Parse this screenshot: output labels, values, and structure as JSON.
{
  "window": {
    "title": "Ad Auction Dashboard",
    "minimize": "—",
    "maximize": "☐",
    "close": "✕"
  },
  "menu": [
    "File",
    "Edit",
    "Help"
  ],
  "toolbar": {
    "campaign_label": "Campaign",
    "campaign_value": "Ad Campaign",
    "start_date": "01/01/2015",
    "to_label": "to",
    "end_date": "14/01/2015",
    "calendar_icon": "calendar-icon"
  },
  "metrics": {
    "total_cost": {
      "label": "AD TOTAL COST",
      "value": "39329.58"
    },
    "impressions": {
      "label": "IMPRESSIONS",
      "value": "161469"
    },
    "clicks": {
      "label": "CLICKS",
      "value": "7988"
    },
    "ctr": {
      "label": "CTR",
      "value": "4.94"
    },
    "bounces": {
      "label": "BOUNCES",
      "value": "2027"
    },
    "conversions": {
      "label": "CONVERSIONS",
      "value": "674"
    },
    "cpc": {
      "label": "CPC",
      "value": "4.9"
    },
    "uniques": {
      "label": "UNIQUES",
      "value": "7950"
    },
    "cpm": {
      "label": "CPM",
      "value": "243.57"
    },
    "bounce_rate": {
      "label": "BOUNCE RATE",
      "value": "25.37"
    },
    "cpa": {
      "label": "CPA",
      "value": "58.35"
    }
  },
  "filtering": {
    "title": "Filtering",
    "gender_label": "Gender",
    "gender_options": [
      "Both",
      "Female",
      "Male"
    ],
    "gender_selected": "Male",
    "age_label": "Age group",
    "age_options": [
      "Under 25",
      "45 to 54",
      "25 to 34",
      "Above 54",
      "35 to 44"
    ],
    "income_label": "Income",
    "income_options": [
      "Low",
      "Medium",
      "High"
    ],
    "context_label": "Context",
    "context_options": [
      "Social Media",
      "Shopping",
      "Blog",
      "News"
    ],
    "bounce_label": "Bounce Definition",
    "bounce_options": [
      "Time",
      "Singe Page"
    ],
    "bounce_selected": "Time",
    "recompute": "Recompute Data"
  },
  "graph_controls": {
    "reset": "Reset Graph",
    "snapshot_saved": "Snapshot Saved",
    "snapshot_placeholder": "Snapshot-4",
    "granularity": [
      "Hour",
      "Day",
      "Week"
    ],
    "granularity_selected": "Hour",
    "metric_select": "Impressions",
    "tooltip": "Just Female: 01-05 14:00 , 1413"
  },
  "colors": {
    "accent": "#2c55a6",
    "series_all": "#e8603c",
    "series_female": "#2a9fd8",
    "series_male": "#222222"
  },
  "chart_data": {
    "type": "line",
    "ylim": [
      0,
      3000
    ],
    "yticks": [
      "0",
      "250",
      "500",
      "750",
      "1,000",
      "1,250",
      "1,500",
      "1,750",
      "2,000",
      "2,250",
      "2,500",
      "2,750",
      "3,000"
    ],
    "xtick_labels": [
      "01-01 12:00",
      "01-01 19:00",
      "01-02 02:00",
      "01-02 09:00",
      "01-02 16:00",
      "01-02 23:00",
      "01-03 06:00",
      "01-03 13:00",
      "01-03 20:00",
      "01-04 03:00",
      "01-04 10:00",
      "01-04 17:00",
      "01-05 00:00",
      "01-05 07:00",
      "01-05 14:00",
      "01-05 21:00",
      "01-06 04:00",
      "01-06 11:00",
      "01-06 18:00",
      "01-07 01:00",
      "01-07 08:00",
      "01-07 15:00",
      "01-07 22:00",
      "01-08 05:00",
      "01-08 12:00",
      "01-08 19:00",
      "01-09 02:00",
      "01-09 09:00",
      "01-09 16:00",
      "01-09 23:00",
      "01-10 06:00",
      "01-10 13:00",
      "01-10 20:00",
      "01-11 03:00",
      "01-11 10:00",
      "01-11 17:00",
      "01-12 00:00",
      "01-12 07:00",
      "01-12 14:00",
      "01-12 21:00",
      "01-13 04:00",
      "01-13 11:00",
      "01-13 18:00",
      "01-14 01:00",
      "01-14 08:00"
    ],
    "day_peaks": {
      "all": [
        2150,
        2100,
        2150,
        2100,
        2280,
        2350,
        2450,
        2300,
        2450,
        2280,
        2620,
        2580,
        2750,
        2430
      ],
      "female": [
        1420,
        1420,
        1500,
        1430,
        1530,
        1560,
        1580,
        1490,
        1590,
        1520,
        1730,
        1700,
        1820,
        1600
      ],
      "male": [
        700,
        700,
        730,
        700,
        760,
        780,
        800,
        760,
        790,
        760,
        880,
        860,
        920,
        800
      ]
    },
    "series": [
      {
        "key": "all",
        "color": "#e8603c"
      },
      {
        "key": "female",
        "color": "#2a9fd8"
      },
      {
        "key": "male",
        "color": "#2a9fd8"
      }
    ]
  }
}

++++++++

Task details:
Reproduce all the records precisely.

The completed task:
Parse this screenshot: output labels, values, and structure as JSON.
{
  "window": {
    "title": "Ad Auction Dashboard",
    "minimize": "—",
    "maximize": "☐",
    "close": "✕"
  },
  "menu": [
    "File",
    "Edit",
    "Help"
  ],
  "toolbar": {
    "campaign_label": "Campaign",
    "campaign_value": "Ad Campaign",
    "start_date": "01/01/2015",
    "to_label": "to",
    "end_date": "14/01/2015",
    "calendar_icon": "calendar-icon"
  },
  "metrics": {
    "total_cost": {
      "label": "AD TOTAL COST",
      "value": "39329.58"
    },
    "impressions": {
      "label": "IMPRESSIONS",
      "value": "161469"
    },
    "clicks": {
      "label": "CLICKS",
      "value": "7988"
    },
    "ctr": {
      "label": "CTR",
      "value": "4.94"
    },
    "bounces": {
      "label": "BOUNCES",
      "value": "2027"
    },
    "conversions": {
      "label": "CONVERSIONS",
      "value": "674"
    },
    "cpc": {
      "label": "CPC",
      "value": "4.9"
    },
    "uniques": {
      "label": "UNIQUES",
      "value": "7950"
    },
    "cpm": {
      "label": "CPM",
      "value": "243.57"
    },
    "bounce_rate": {
      "label": "BOUNCE RATE",
      "value": "25.37"
    },
    "cpa": {
      "label": "CPA",
      "value": "58.35"
    }
  },
  "filtering": {
    "title": "Filtering",
    "gender_label": "Gender",
    "gender_options": [
      "Both",
      "Female",
      "Male"
    ],
    "gender_selected": "Male",
    "age_label": "Age group",
    "age_options": [
      "Under 25",
      "45 to 54",
      "25 to 34",
      "Above 54",
      "35 to 44"
    ],
    "income_label": "Income",
    "income_options": [
      "Low",
      "Medium",
      "High"
    ],
    "context_label": "Context",
    "context_options": [
      "Social Media",
      "Shopping",
      "Blog",
      "News"
    ],
    "bounce_label": "Bounce Definition",
    "bounce_options": [
      "Time",
      "Singe Page"
    ],
    "bounce_selected": "Time",
    "recompute": "Recompute Data"
  },
  "graph_controls": {
    "reset": "Reset Graph",
    "snapshot_saved": "Snapshot Saved",
    "snapshot_placeholder": "Snapshot-4",
    "granularity": [
      "Hour",
      "Day",
      "Week"
    ],
    "granularity_selected": "Hour",
    "metric_select": "Impressions",
    "tooltip": "Just Female: 01-05 14:00 , 1413"
  },
  "colors": {
    "accent": "#2c55a6",
    "series_all": "#e8603c",
    "series_female": "#2a9fd8",
    "series_male": "#222222"
  },
  "chart_data": {
    "type": "line",
    "ylim": [
      0,
      3000
    ],
    "yticks": [
      "0",
      "250",
      "500",
      "750",
      "1,000",
      "1,250",
      "1,500",
      "1,750",
      "2,000",
      "2,250",
      "2,500",
      "2,750",
      "3,000"
    ],
    "xtick_labels": [
      "01-01 12:00",
      "01-01 19:00",
      "01-02 02:00",
      "01-02 09:00",
      "01-02 16:00",
      "01-02 23:00",
      "01-03 06:00",
      "01-03 13:00",
      "01-03 20:00",
      "01-04 03:00",
      "01-04 10:00",
      "01-04 17:00",
      "01-05 00:00",
      "01-05 07:00",
      "01-05 14:00",
      "01-05 21:00",
      "01-06 04:00",
      "01-06 11:00",
      "01-06 18:00",
      "01-07 01:00",
      "01-07 08:00",
      "01-07 15:00",
      "01-07 22:00",
      "01-08 05:00",
      "01-08 12:00",
      "01-08 19:00",
      "01-09 02:00",
      "01-09 09:00",
      "01-09 16:00",
      "01-09 23:00",
      "01-10 06:00",
      "01-10 13:00",
      "01-10 20:00",
      "01-11 03:00",
      "01-11 10:00",
      "01-11 17:00",
      "01-12 00:00",
      "01-12 07:00",
      "01-12 14:00",
      "01-12 21:00",
      "01-13 04:00",
      "01-13 11:00",
      "01-13 18:00",
      "01-14 01:00",
      "01-14 08:00"
    ],
    "day_peaks": {
      "all": [
        2150,
        2100,
        2150,
        2100,
        2280,
        2350,
        2450,
        2300,
        2450,
        2280,
        2620,
        2580,
        2750,
        2430
      ],
      "female": [
        1420,
        1420,
        1500,
        1430,
        1530,
        1560,
        1580,
        1490,
        1590,
        1520,
        1730,
        1700,
        1820,
        1600
      ],
      "male": [
        700,
        700,
        730,
        700,
        760,
        780,
        800,
        760,
        790,
        760,
        880,
        860,
        920,
        800
      ]
    },
    "series": [
      {
        "key": "all",
        "color": "#e8603c"
      },
      {
        "key": "female",
        "color": "#2a9fd8"
      },
      {
        "key": "male",
        "color": "#2a9fd8"
      }
    ]
  }
}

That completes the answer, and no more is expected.